TASK STATEMENT
Rewrite everything in the forum post on file channel performance from "-- But on the" down to "GB RAM etc.)", changing "throughput" to "data rate".

* Begin DOCUMENT SECTION *

So is machine with higher
performance is doing a 'fsync lie'?
i
-- If I have understood it clearly; "fsync lie" means the data is not 
actually written to disk and it is in
some disk/controller buffer.  I) Now if disk loses power due to some 
shutdown or any other disaster, data will
be lost. II) Can data be lost even without it ? (e.g. if it is keeping 
data in some disk buffer and if fsync is being
invoked continuously then will that data can also  be lost? If only part 
-I is true; then it can be acceptable
because probability of shutdown is usually less in production 
environment. But if even II is true then there is a
problem.

-- But on the machine where disk doesn't lie performance of flume using 
File channel is very low (I have seen it
maximum 100 KB/sec even with sufficient  DirectMemory allocation.) Does 
anybody have stats about throughput
of file channel ? Is anybody getting better performance with file 
channel (without fsync lies). What is the recommended
usage of it for an average scenario ? (Transferring files of few MBs to 
HDFS sink continuously on typical hardware
(16 core processors, 16 GB RAM etc.)

* End DOCUMENT SECTION *
* Begin GIVEN INFORMATION *

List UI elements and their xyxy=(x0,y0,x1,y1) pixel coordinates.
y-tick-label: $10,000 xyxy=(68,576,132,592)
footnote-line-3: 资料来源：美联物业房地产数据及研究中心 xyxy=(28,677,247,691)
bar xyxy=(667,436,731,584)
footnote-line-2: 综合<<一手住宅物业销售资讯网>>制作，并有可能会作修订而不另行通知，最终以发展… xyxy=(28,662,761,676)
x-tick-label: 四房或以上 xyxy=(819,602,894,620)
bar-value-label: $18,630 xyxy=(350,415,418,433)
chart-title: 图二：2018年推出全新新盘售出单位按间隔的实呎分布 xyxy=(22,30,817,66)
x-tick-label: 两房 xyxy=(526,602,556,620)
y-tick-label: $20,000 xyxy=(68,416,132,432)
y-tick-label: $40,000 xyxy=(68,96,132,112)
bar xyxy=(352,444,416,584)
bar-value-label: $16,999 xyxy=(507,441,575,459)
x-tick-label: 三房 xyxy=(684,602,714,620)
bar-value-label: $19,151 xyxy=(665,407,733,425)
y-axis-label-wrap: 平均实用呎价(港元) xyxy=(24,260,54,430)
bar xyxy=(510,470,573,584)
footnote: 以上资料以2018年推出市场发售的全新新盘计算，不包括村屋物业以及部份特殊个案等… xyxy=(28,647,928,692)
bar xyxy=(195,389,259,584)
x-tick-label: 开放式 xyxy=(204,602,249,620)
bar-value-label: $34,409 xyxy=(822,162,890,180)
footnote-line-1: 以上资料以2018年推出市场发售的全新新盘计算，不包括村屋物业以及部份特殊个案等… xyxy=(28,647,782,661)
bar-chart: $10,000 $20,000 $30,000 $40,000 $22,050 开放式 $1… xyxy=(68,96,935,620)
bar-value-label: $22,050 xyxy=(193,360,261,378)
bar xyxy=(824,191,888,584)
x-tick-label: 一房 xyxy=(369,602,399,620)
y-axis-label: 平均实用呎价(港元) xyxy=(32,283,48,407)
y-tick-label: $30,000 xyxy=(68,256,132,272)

* End GIVEN INFORMATION *

OUTPUT OF THE TASK
-- But on the machine where disk doesn't lie performance of flume using 
File channel is very low (I have seen it
maximum 100 KB/sec even with sufficient  DirectMemory allocation.) Does 
anybody have stats about data rate
of file channel ? Is anybody getting better performance with file 
channel (without fsync lies). What is the recommended
usage of it for an average scenario ? (Transferring files of few MBs to 
HDFS sink continuously on typical hardware
(16 core processors, 16 GB RAM etc.)